Copy out all lines where "Harrisburg" appears.
== EXERCISE MATERIALS
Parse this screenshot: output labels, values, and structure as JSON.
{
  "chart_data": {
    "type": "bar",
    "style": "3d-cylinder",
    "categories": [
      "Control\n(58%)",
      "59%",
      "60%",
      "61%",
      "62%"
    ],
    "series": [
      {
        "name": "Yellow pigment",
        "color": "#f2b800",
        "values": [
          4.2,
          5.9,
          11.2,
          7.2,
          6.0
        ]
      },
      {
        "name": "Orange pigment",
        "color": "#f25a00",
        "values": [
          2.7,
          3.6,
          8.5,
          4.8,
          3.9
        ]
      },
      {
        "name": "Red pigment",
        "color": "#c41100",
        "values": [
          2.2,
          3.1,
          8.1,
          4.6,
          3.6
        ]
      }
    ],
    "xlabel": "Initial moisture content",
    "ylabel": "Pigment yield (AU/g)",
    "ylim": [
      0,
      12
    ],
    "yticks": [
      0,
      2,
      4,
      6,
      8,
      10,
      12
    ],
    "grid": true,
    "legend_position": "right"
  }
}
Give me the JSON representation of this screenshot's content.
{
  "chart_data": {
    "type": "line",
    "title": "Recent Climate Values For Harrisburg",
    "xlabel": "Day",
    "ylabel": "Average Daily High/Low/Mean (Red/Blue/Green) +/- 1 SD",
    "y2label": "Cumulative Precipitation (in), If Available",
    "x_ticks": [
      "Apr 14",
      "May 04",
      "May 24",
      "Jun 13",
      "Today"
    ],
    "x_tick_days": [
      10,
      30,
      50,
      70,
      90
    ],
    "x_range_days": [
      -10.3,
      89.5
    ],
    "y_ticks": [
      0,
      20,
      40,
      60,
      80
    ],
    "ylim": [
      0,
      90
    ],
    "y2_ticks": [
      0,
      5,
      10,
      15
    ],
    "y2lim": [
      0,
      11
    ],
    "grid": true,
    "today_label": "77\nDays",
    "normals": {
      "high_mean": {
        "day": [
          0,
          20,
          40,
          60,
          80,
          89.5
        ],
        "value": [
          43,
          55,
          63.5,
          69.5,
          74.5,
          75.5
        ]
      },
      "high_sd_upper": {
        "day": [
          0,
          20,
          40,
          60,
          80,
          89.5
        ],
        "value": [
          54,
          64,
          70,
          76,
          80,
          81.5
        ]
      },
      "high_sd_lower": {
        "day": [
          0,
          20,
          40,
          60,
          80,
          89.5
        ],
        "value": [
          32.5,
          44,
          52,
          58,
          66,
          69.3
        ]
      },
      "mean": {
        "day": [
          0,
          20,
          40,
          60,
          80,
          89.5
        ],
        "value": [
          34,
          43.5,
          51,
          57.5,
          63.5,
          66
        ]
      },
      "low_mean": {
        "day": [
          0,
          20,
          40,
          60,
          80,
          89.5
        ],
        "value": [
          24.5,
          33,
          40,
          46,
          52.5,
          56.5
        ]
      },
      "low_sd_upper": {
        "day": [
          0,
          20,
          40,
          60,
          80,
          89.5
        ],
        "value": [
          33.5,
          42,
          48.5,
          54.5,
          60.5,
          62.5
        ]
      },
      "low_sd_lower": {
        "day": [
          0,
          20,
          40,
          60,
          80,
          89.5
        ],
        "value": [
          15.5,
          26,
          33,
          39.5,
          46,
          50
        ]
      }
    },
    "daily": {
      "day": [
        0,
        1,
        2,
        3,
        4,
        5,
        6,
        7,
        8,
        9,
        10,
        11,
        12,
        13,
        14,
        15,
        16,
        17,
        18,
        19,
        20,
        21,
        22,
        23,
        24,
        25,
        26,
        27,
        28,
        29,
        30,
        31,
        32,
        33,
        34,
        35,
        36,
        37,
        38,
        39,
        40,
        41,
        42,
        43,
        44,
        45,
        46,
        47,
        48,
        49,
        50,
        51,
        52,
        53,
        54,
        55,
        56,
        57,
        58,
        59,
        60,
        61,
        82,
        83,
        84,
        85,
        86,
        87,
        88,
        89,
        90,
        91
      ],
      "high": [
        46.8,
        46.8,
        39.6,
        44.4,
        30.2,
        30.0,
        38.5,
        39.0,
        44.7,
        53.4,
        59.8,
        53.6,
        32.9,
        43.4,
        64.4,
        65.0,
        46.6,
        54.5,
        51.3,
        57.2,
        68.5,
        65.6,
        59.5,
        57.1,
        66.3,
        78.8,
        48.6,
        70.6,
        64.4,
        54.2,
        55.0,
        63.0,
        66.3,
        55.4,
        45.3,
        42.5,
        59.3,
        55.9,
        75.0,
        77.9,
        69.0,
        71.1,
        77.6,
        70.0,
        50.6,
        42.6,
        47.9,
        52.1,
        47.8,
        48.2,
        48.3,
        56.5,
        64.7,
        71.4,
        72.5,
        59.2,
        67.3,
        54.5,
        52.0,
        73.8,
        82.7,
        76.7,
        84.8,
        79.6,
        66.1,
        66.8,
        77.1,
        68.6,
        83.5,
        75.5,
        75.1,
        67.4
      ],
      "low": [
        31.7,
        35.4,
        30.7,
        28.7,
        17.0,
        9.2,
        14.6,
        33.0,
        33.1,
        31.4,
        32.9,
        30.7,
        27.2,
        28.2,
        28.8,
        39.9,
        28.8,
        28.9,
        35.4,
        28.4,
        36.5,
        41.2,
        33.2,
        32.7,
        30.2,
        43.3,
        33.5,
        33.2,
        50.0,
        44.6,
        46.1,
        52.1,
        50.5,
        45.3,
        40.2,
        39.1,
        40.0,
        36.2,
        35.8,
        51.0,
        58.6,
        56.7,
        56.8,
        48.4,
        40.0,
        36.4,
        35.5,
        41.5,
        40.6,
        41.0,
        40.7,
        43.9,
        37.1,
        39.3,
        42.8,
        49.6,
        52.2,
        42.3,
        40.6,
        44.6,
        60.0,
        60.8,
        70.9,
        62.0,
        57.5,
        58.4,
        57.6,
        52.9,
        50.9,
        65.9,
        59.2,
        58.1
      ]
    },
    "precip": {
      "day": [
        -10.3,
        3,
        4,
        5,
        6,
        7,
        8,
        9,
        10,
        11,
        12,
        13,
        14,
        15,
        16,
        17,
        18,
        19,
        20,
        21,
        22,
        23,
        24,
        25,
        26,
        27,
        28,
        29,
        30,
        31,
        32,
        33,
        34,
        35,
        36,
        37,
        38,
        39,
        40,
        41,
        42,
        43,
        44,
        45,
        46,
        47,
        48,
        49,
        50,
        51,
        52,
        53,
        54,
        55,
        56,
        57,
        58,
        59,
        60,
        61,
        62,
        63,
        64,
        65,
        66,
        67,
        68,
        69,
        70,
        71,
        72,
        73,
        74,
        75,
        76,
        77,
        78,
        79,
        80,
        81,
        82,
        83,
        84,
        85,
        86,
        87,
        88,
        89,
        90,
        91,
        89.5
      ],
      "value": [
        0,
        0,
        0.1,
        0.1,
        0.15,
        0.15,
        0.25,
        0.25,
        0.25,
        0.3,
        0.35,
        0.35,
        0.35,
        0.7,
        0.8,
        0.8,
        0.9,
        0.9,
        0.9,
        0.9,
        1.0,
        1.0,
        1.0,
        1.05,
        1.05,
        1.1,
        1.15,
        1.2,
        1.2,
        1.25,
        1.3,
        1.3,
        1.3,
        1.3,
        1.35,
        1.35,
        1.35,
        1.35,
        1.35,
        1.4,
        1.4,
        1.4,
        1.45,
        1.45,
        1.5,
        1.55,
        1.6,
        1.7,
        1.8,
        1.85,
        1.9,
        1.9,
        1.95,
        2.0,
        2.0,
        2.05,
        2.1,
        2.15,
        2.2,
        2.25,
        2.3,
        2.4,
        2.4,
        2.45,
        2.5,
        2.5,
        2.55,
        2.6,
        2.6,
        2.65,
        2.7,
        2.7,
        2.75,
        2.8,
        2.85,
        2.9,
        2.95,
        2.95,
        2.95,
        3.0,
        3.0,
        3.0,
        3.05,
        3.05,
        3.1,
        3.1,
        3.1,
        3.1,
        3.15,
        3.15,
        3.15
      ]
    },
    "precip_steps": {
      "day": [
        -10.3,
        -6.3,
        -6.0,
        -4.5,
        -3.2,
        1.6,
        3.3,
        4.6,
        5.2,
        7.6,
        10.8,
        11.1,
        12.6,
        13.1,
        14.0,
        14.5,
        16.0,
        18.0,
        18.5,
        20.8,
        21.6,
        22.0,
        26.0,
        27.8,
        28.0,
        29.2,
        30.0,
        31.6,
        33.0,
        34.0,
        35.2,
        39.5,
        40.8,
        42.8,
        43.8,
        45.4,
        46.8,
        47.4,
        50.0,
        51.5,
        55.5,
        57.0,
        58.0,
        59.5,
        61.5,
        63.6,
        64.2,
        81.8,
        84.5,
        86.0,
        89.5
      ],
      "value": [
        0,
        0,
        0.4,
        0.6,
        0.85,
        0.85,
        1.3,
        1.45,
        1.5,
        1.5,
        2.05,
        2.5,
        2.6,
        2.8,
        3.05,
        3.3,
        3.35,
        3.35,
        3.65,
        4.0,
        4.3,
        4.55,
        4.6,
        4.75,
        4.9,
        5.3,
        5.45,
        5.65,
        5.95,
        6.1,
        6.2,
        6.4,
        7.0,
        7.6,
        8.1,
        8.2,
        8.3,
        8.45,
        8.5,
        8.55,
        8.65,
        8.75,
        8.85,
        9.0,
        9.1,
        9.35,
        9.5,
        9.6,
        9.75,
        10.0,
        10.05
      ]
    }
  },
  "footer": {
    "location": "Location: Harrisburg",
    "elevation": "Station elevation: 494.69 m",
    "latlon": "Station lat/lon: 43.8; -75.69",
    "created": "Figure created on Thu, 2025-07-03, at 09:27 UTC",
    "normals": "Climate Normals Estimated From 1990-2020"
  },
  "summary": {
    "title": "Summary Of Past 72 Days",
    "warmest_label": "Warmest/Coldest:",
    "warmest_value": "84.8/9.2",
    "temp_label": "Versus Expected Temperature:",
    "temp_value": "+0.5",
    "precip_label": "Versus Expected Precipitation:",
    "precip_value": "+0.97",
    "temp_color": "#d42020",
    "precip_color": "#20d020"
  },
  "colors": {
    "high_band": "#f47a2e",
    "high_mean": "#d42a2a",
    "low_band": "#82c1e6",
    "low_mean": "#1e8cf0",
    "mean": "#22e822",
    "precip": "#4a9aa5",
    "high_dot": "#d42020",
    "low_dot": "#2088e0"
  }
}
====
THE OUTPUT:
    "title": "Recent Climate Values For Harrisburg",
    "location": "Location: Harrisburg",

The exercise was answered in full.